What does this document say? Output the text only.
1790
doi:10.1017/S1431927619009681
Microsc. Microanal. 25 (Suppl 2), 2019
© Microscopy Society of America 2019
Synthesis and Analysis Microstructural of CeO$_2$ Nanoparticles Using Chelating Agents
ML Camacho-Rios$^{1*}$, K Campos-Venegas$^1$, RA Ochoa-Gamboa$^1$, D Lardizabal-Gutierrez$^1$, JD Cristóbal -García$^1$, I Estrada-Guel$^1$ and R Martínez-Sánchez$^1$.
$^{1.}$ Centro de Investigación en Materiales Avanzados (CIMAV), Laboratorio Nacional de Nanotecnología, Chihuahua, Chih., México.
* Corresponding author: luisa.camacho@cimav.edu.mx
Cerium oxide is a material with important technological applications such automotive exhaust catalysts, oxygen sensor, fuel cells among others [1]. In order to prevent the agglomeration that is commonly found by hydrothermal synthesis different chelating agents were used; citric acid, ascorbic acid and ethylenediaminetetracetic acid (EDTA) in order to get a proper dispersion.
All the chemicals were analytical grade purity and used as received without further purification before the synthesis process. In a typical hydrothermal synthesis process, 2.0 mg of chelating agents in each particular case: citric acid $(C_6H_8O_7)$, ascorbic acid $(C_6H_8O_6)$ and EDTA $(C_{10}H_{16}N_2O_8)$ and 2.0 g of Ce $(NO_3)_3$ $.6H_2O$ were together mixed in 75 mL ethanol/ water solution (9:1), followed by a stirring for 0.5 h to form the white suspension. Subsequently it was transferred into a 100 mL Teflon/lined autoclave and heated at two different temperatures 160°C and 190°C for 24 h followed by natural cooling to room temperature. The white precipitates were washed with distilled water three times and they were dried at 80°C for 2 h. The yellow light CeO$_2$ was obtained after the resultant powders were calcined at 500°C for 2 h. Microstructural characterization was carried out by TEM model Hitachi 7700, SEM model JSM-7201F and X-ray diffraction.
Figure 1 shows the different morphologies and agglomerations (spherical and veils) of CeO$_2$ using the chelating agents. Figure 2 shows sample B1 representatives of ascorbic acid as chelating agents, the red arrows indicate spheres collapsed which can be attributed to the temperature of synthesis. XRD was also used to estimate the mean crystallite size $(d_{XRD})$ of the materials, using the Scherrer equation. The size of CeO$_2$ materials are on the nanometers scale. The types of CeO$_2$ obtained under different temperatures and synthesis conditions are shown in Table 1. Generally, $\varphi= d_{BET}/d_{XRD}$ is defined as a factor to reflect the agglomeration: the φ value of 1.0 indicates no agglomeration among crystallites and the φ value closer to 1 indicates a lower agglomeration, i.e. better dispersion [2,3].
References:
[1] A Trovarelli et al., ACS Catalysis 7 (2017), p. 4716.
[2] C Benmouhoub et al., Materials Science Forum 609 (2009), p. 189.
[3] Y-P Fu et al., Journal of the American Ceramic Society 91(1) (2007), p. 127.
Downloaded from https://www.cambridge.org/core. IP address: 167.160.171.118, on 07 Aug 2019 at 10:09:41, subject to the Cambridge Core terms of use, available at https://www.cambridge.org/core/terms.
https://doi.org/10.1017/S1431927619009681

Task instructions: For each line of the data that has the word "EDTA", report that line.

Answer space:
Cerium oxide is a material with important technological applications such automotive exhaust catalysts, oxygen sensor, fuel cells among others [1]. In order to prevent the agglomeration that is commonly found by hydrothermal synthesis different chelating agents were used; citric acid, ascorbic acid and ethylenediaminetetracetic acid (EDTA) in order to get a proper dispersion.
All the chemicals were analytical grade purity and used as received without further purification before the synthesis process. In a typical hydrothermal synthesis process, 2.0 mg of chelating agents in each particular case: citric acid $(C_6H_8O_7)$, ascorbic acid $(C_6H_8O_6)$ and EDTA $(C_{10}H_{16}N_2O_8)$ and 2.0 g of Ce $(NO_3)_3$ $.6H_2O$ were together mixed in 75 mL ethanol/ water solution (9:1), followed by a stirring for 0.5 h to form the white suspension. Subsequently it was transferred into a 100 mL Teflon/lined autoclave and heated at two different temperatures 160°C and 190°C for 24 h followed by natural cooling to room temperature. The white precipitates were washed with distilled water three times and they were dried at 80°C for 2 h. The yellow light CeO$_2$ was obtained after the resultant powders were calcined at 500°C for 2 h. Microstructural characterization was carried out by TEM model Hitachi 7700, SEM model JSM-7201F and X-ray diffraction.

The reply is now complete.